Description of the task> Write out every entry exactly as given, but omit the pictures.

[Saved entries]
━━━━━━━━━━

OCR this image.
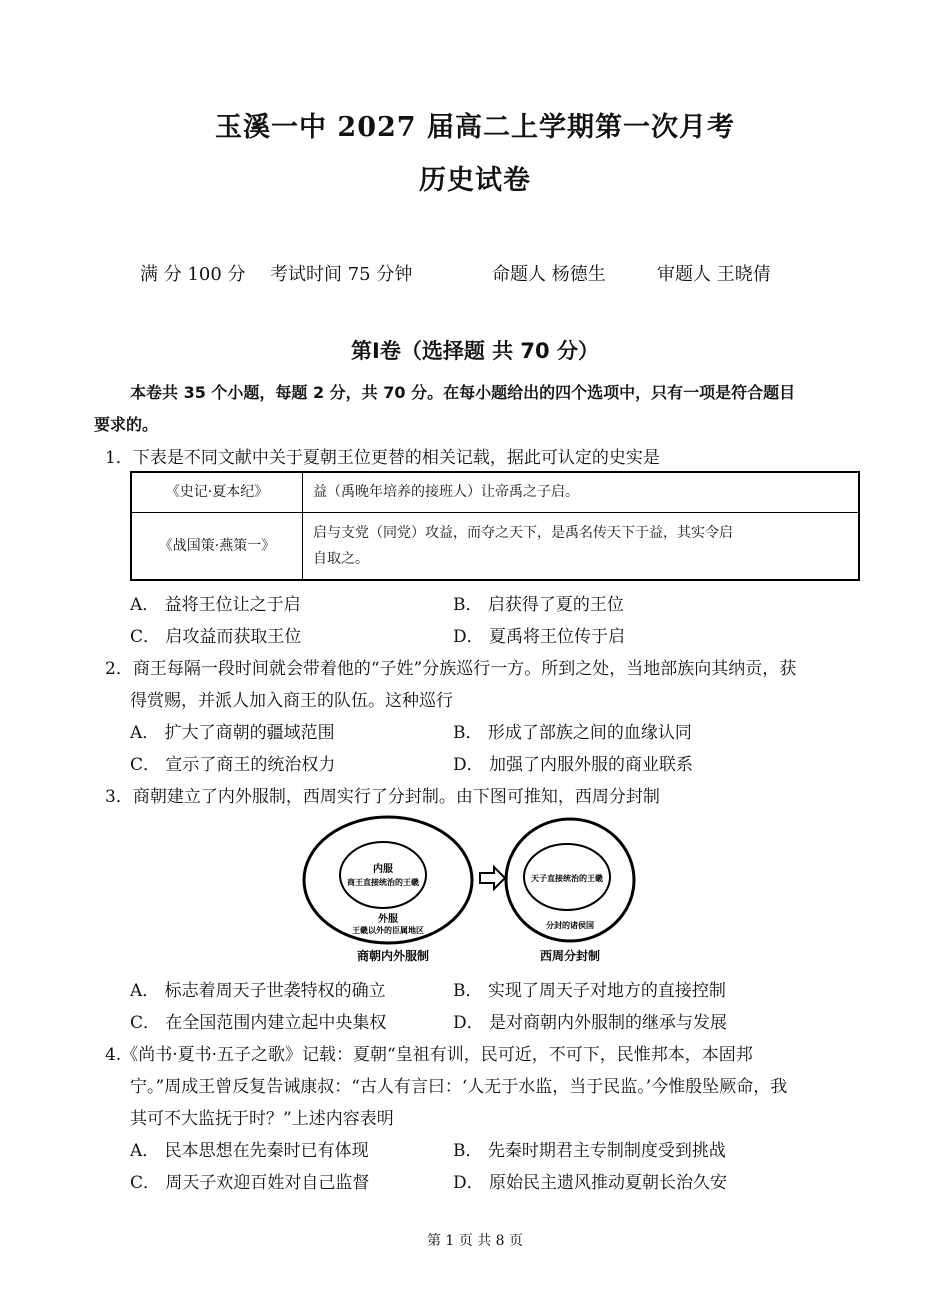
玉溪一中 2027 届高二上学期第一次月考
历史试卷
满 分 100 分 考试时间 75 分钟	命题人 杨德生	审题人 王晓倩
第Ⅰ卷（选择题 共 70 分）
本卷共 35 个小题，每题 2 分，共 70 分。在每小题给出的四个选项中，只有一项是符合题目
要求的。
1．下表是不同文献中关于夏朝王位更替的相关记载，据此可认定的史实是
《史记·夏本纪》	益（禹晚年培养的接班人）让帝禹之子启。
《战国策·燕策一》	启与支党（同党）攻益，而夺之天下，是禹名传天下于益，其实令启
自取之。
A． 益将王位让之于启	B． 启获得了夏的王位
C． 启攻益而获取王位	D． 夏禹将王位传于启
2．商王每隔一段时间就会带着他的“子姓”分族巡行一方。所到之处，当地部族向其纳贡，获
得赏赐，并派人加入商王的队伍。这种巡行
A． 扩大了商朝的疆域范围	B． 形成了部族之间的血缘认同
C． 宣示了商王的统治权力	D． 加强了内服外服的商业联系
3．商朝建立了内外服制，西周实行了分封制。由下图可推知，西周分封制
内服
商王直接统治的王畿
外服
王畿以外的臣属地区
商朝内外服制
天子直接统治的王畿
分封的诸侯国
西周分封制
A． 标志着周天子世袭特权的确立	B． 实现了周天子对地方的直接控制
C． 在全国范围内建立起中央集权	D． 是对商朝内外服制的继承与发展
4.《尚书·夏书·五子之歌》记载：夏朝“皇祖有训，民可近，不可下，民惟邦本，本固邦
宁。”周成王曾反复告诫康叔：“古人有言曰：‘人无于水监，当于民监。’今惟殷坠厥命，我
其可不大监抚于时？”上述内容表明
A． 民本思想在先秦时已有体现	B． 先秦时期君主专制制度受到挑战
C． 周天子欢迎百姓对自己监督	D． 原始民主遗风推动夏朝长治久安
第 1 页 共 8 页
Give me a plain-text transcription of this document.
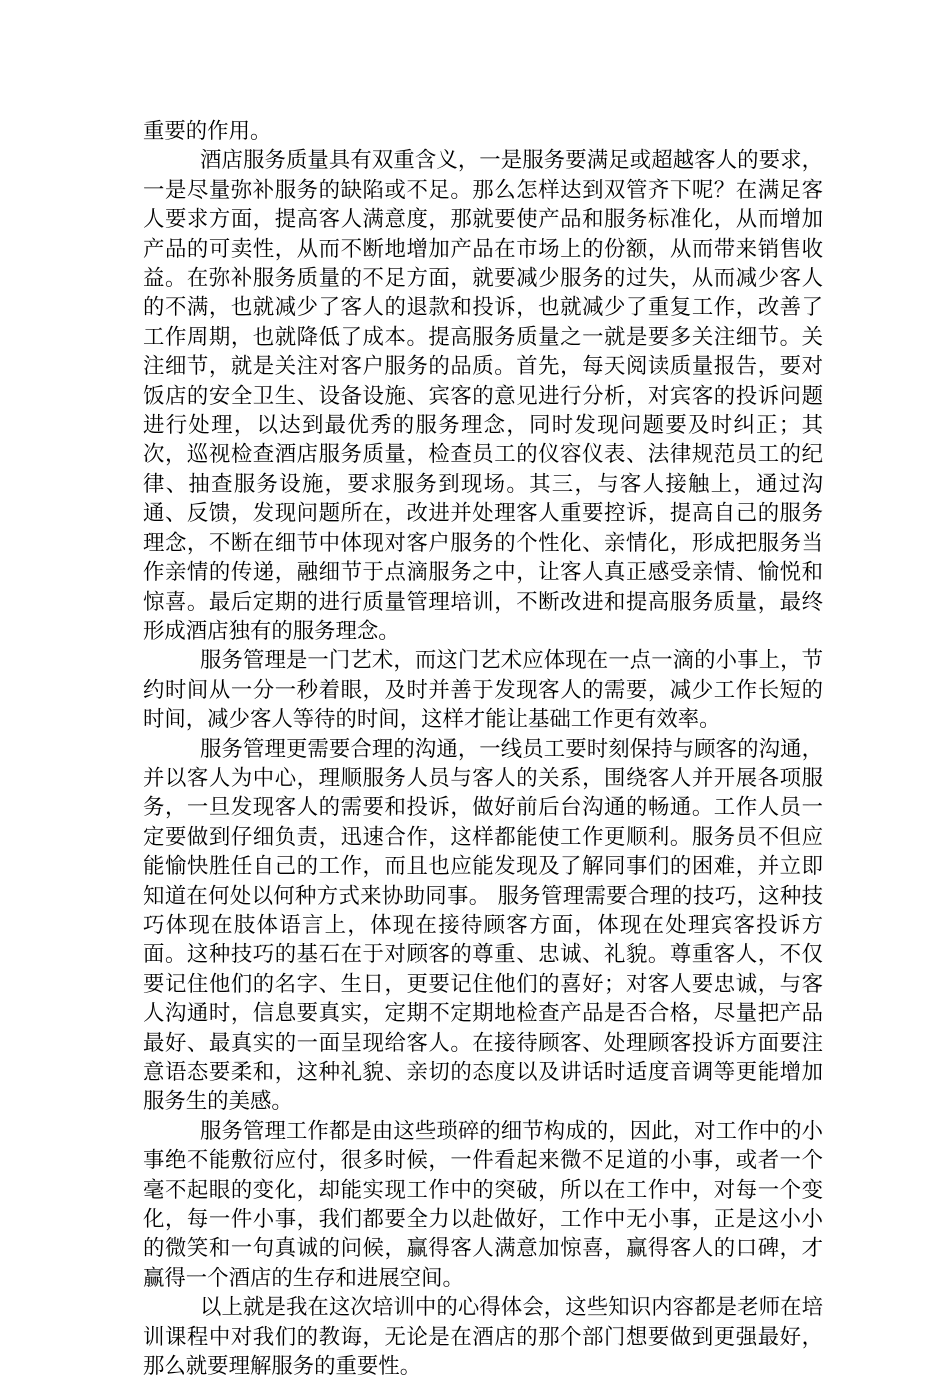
重要的作用。

酒店服务质量具有双重含义，一是服务要满足或超越客人的要求，一是尽量弥补服务的缺陷或不足。那么怎样达到双管齐下呢？在满足客人要求方面，提高客人满意度，那就要使产品和服务标准化，从而增加产品的可卖性，从而不断地增加产品在市场上的份额，从而带来销售收益。在弥补服务质量的不足方面，就要减少服务的过失，从而减少客人的不满，也就减少了客人的退款和投诉，也就减少了重复工作，改善了工作周期，也就降低了成本。提高服务质量之一就是要多关注细节。关注细节，就是关注对客户服务的品质。首先，每天阅读质量报告，要对饭店的安全卫生、设备设施、宾客的意见进行分析，对宾客的投诉问题进行处理，以达到最优秀的服务理念，同时发现问题要及时纠正；其次，巡视检查酒店服务质量，检查员工的仪容仪表、法律规范员工的纪律、抽查服务设施，要求服务到现场。其三，与客人接触上，通过沟通、反馈，发现问题所在，改进并处理客人重要控诉，提高自己的服务理念，不断在细节中体现对客户服务的个性化、亲情化，形成把服务当作亲情的传递，融细节于点滴服务之中，让客人真正感受亲情、愉悦和惊喜。最后定期的进行质量管理培训，不断改进和提高服务质量，最终形成酒店独有的服务理念。

服务管理是一门艺术，而这门艺术应体现在一点一滴的小事上，节约时间从一分一秒着眼，及时并善于发现客人的需要，减少工作长短的时间，减少客人等待的时间，这样才能让基础工作更有效率。

服务管理更需要合理的沟通，一线员工要时刻保持与顾客的沟通，并以客人为中心，理顺服务人员与客人的关系，围绕客人并开展各项服务，一旦发现客人的需要和投诉，做好前后台沟通的畅通。工作人员一定要做到仔细负责，迅速合作，这样都能使工作更顺利。服务员不但应能愉快胜任自己的工作，而且也应能发现及了解同事们的困难，并立即知道在何处以何种方式来协助同事。 服务管理需要合理的技巧，这种技巧体现在肢体语言上，体现在接待顾客方面，体现在处理宾客投诉方面。这种技巧的基石在于对顾客的尊重、忠诚、礼貌。尊重客人，不仅要记住他们的名字、生日，更要记住他们的喜好；对客人要忠诚，与客人沟通时，信息要真实，定期不定期地检查产品是否合格，尽量把产品最好、最真实的一面呈现给客人。在接待顾客、处理顾客投诉方面要注意语态要柔和，这种礼貌、亲切的态度以及讲话时适度音调等更能增加服务生的美感。

服务管理工作都是由这些琐碎的细节构成的，因此，对工作中的小事绝不能敷衍应付，很多时候，一件看起来微不足道的小事，或者一个毫不起眼的变化，却能实现工作中的突破，所以在工作中，对每一个变化，每一件小事，我们都要全力以赴做好，工作中无小事，正是这小小的微笑和一句真诚的问候，赢得客人满意加惊喜，赢得客人的口碑，才赢得一个酒店的生存和进展空间。

以上就是我在这次培训中的心得体会，这些知识内容都是老师在培训课程中对我们的教诲，无论是在酒店的那个部门想要做到更强最好，那么就要理解服务的重要性。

━━━━━━━━━━

Output for this exercise>
OCR this image.
玉溪一中 2027 届高二上学期第一次月考
历史试卷
满 分 100 分 考试时间 75 分钟	命题人 杨德生	审题人 王晓倩
第Ⅰ卷（选择题 共 70 分）
本卷共 35 个小题，每题 2 分，共 70 分。在每小题给出的四个选项中，只有一项是符合题目
要求的。
1．下表是不同文献中关于夏朝王位更替的相关记载，据此可认定的史实是
《史记·夏本纪》	益（禹晚年培养的接班人）让帝禹之子启。
《战国策·燕策一》	启与支党（同党）攻益，而夺之天下，是禹名传天下于益，其实令启
自取之。
A． 益将王位让之于启	B． 启获得了夏的王位
C． 启攻益而获取王位	D． 夏禹将王位传于启
2．商王每隔一段时间就会带着他的“子姓”分族巡行一方。所到之处，当地部族向其纳贡，获
得赏赐，并派人加入商王的队伍。这种巡行
A． 扩大了商朝的疆域范围	B． 形成了部族之间的血缘认同
C． 宣示了商王的统治权力	D． 加强了内服外服的商业联系
3．商朝建立了内外服制，西周实行了分封制。由下图可推知，西周分封制
内服
商王直接统治的王畿
外服
王畿以外的臣属地区
商朝内外服制
天子直接统治的王畿
分封的诸侯国
西周分封制
A． 标志着周天子世袭特权的确立	B． 实现了周天子对地方的直接控制
C． 在全国范围内建立起中央集权	D． 是对商朝内外服制的继承与发展
4.《尚书·夏书·五子之歌》记载：夏朝“皇祖有训，民可近，不可下，民惟邦本，本固邦
宁。”周成王曾反复告诫康叔：“古人有言曰：‘人无于水监，当于民监。’今惟殷坠厥命，我
其可不大监抚于时？”上述内容表明
A． 民本思想在先秦时已有体现	B． 先秦时期君主专制制度受到挑战
C． 周天子欢迎百姓对自己监督	D． 原始民主遗风推动夏朝长治久安
第 1 页 共 8 页
Give me a plain-text transcription of this document.
重要的作用。

酒店服务质量具有双重含义，一是服务要满足或超越客人的要求，一是尽量弥补服务的缺陷或不足。那么怎样达到双管齐下呢？在满足客人要求方面，提高客人满意度，那就要使产品和服务标准化，从而增加产品的可卖性，从而不断地增加产品在市场上的份额，从而带来销售收益。在弥补服务质量的不足方面，就要减少服务的过失，从而减少客人的不满，也就减少了客人的退款和投诉，也就减少了重复工作，改善了工作周期，也就降低了成本。提高服务质量之一就是要多关注细节。关注细节，就是关注对客户服务的品质。首先，每天阅读质量报告，要对饭店的安全卫生、设备设施、宾客的意见进行分析，对宾客的投诉问题进行处理，以达到最优秀的服务理念，同时发现问题要及时纠正；其次，巡视检查酒店服务质量，检查员工的仪容仪表、法律规范员工的纪律、抽查服务设施，要求服务到现场。其三，与客人接触上，通过沟通、反馈，发现问题所在，改进并处理客人重要控诉，提高自己的服务理念，不断在细节中体现对客户服务的个性化、亲情化，形成把服务当作亲情的传递，融细节于点滴服务之中，让客人真正感受亲情、愉悦和惊喜。最后定期的进行质量管理培训，不断改进和提高服务质量，最终形成酒店独有的服务理念。

服务管理是一门艺术，而这门艺术应体现在一点一滴的小事上，节约时间从一分一秒着眼，及时并善于发现客人的需要，减少工作长短的时间，减少客人等待的时间，这样才能让基础工作更有效率。

服务管理更需要合理的沟通，一线员工要时刻保持与顾客的沟通，并以客人为中心，理顺服务人员与客人的关系，围绕客人并开展各项服务，一旦发现客人的需要和投诉，做好前后台沟通的畅通。工作人员一定要做到仔细负责，迅速合作，这样都能使工作更顺利。服务员不但应能愉快胜任自己的工作，而且也应能发现及了解同事们的困难，并立即知道在何处以何种方式来协助同事。 服务管理需要合理的技巧，这种技巧体现在肢体语言上，体现在接待顾客方面，体现在处理宾客投诉方面。这种技巧的基石在于对顾客的尊重、忠诚、礼貌。尊重客人，不仅要记住他们的名字、生日，更要记住他们的喜好；对客人要忠诚，与客人沟通时，信息要真实，定期不定期地检查产品是否合格，尽量把产品最好、最真实的一面呈现给客人。在接待顾客、处理顾客投诉方面要注意语态要柔和，这种礼貌、亲切的态度以及讲话时适度音调等更能增加服务生的美感。

服务管理工作都是由这些琐碎的细节构成的，因此，对工作中的小事绝不能敷衍应付，很多时候，一件看起来微不足道的小事，或者一个毫不起眼的变化，却能实现工作中的突破，所以在工作中，对每一个变化，每一件小事，我们都要全力以赴做好，工作中无小事，正是这小小的微笑和一句真诚的问候，赢得客人满意加惊喜，赢得客人的口碑，才赢得一个酒店的生存和进展空间。

以上就是我在这次培训中的心得体会，这些知识内容都是老师在培训课程中对我们的教诲，无论是在酒店的那个部门想要做到更强最好，那么就要理解服务的重要性。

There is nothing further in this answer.